Output only the count of lines that contain "рабочих".

Begin Task material

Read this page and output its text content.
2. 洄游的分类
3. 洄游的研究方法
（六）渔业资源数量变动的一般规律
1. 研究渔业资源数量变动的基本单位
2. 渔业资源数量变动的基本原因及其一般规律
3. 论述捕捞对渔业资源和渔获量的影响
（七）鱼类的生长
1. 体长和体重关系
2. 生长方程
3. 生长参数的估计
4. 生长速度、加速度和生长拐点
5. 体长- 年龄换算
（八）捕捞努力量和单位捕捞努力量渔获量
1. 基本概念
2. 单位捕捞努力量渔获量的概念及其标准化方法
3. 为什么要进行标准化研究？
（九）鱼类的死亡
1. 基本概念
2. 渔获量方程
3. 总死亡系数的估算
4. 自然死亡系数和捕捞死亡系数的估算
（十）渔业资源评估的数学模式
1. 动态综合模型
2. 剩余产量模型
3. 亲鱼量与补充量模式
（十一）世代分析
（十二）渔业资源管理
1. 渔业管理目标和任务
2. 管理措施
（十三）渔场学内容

End Task material
Begin Task material

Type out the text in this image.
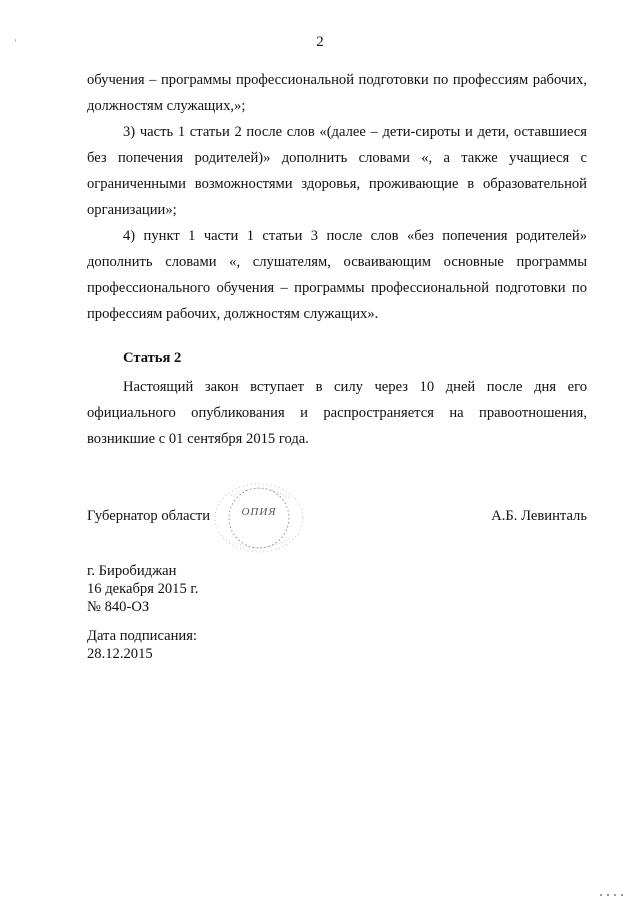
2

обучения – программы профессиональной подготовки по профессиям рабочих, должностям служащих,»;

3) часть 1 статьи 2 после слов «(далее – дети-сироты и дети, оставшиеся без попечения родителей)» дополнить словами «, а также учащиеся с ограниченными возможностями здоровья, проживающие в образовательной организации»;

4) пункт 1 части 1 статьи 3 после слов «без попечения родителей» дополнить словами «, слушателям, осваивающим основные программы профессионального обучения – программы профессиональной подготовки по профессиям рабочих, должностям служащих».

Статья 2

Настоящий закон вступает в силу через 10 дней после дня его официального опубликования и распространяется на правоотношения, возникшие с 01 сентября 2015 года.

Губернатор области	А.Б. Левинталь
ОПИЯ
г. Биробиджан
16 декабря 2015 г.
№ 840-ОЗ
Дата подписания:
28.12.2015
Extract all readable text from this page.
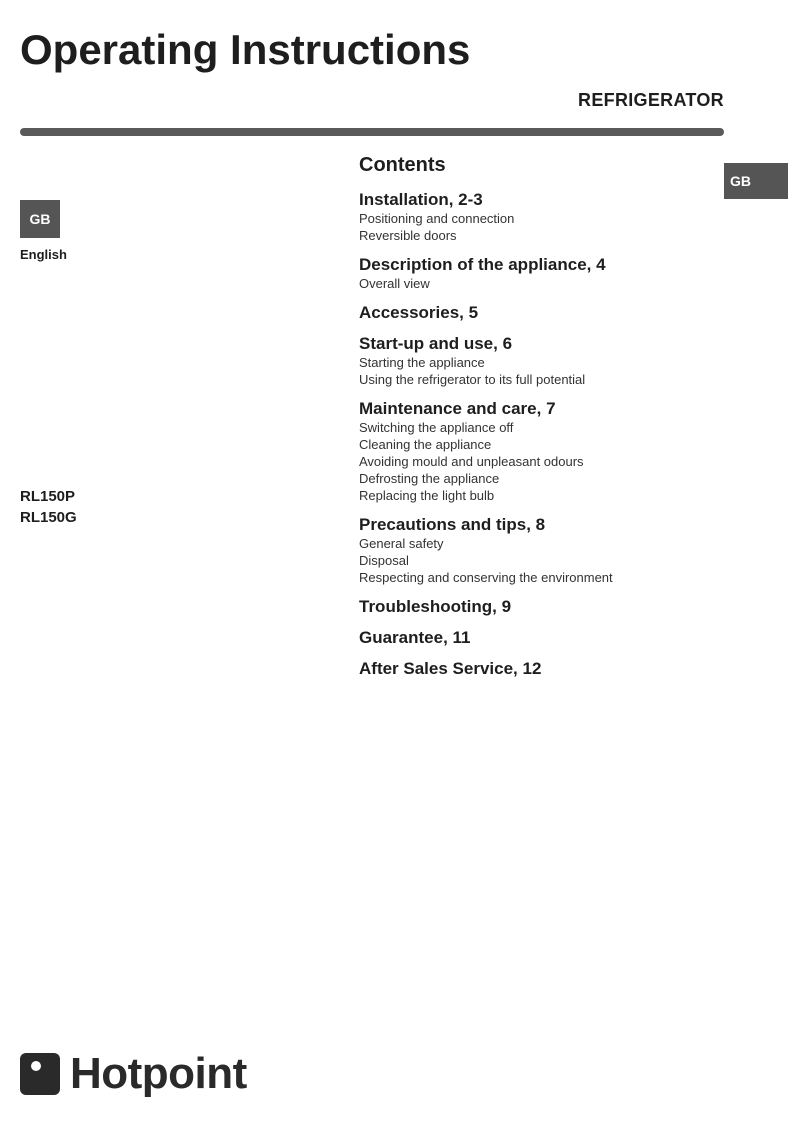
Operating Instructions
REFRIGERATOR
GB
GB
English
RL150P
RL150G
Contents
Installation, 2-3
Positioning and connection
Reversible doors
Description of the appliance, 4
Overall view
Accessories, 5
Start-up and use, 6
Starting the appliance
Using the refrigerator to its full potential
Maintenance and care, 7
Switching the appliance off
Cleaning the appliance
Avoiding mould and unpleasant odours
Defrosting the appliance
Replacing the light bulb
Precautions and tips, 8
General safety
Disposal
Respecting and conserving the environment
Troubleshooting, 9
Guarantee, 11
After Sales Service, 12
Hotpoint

End Task material
Begin Task material

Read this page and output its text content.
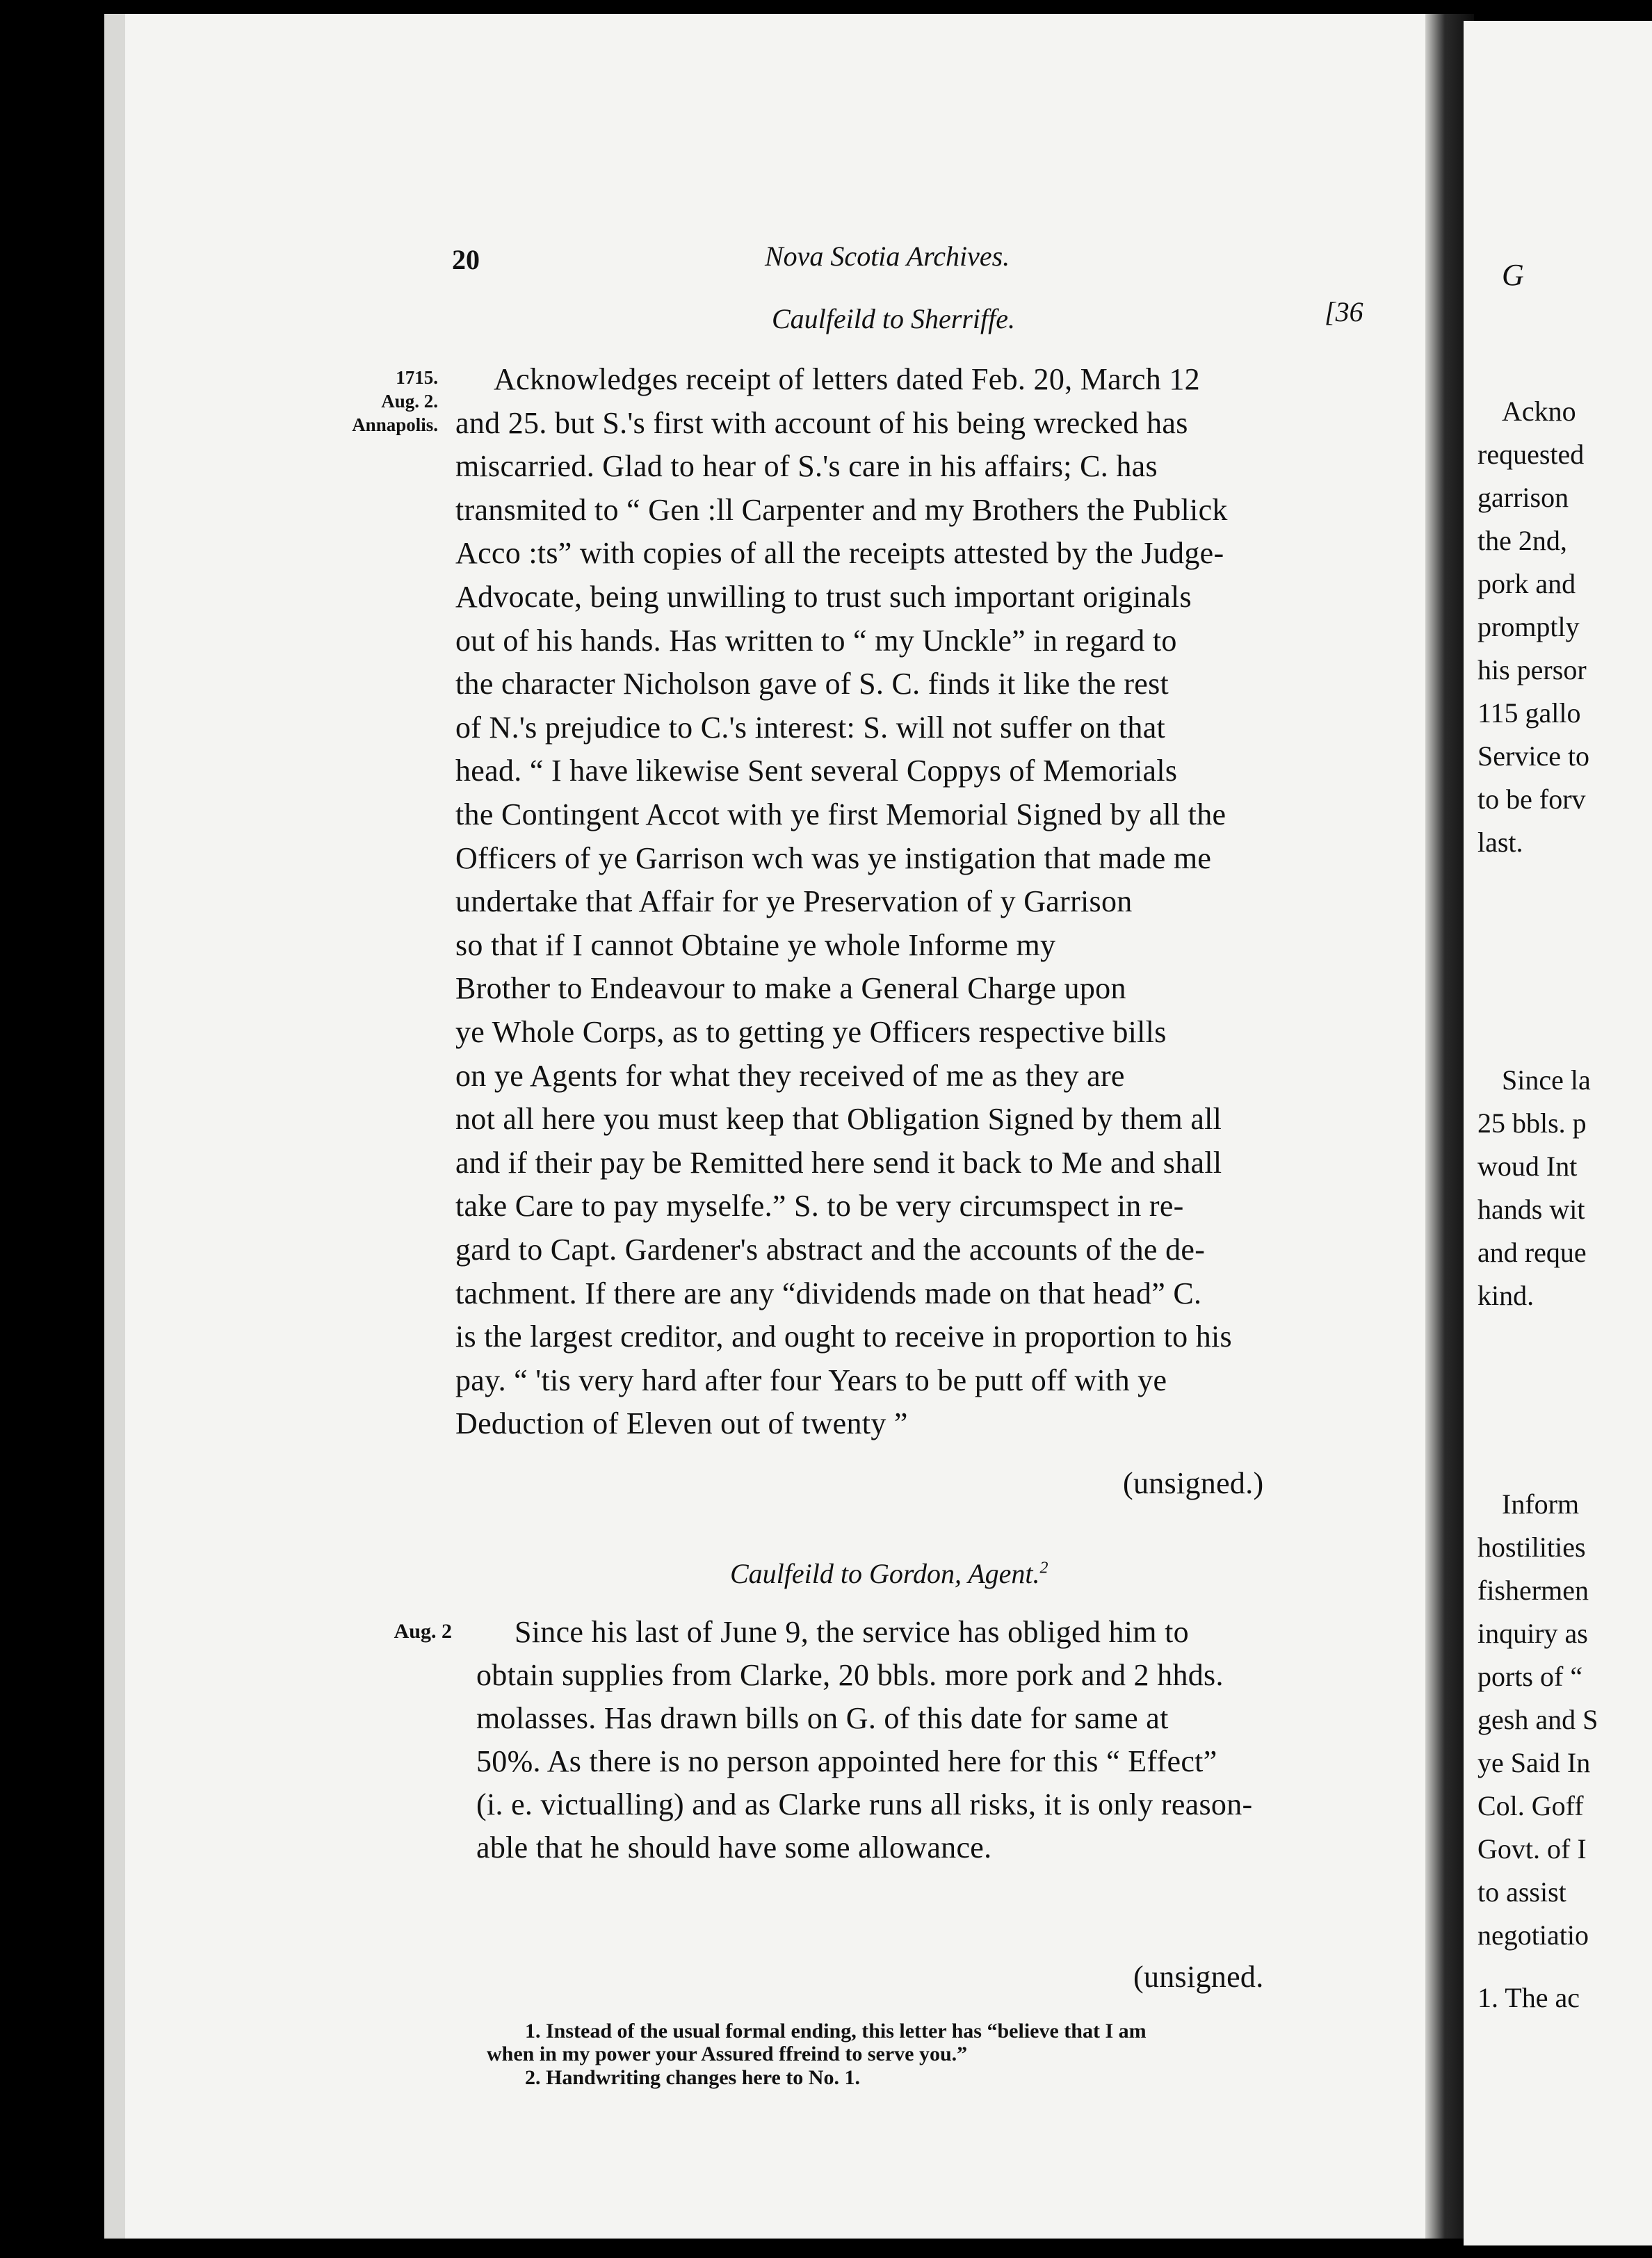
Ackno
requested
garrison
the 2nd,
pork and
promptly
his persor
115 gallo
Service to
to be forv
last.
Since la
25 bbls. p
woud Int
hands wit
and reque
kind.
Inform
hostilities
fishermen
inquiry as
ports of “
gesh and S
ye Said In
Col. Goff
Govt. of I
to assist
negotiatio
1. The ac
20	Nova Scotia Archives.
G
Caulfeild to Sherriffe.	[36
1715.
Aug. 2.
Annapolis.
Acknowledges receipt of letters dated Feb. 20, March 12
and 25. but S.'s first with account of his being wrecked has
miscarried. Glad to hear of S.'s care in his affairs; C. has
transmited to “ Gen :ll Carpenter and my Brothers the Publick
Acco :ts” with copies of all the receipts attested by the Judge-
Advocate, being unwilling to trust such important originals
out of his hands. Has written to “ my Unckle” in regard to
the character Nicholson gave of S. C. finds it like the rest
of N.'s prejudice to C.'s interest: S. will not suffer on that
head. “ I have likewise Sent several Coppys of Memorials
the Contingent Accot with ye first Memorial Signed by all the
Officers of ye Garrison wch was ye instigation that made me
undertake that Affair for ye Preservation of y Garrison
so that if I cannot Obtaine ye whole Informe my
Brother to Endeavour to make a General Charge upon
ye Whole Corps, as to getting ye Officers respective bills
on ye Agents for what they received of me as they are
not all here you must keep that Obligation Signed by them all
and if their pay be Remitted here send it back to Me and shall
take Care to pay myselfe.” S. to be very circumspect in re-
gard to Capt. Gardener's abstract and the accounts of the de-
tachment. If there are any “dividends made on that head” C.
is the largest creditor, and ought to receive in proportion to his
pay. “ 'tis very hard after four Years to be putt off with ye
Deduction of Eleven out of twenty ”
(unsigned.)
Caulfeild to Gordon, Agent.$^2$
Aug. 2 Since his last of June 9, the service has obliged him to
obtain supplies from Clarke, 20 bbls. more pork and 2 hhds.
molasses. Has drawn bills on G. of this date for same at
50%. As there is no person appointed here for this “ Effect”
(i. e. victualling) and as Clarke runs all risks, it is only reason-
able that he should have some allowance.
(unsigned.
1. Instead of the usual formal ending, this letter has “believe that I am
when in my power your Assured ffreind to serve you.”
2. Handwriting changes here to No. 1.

End Task material

* _Task output_
2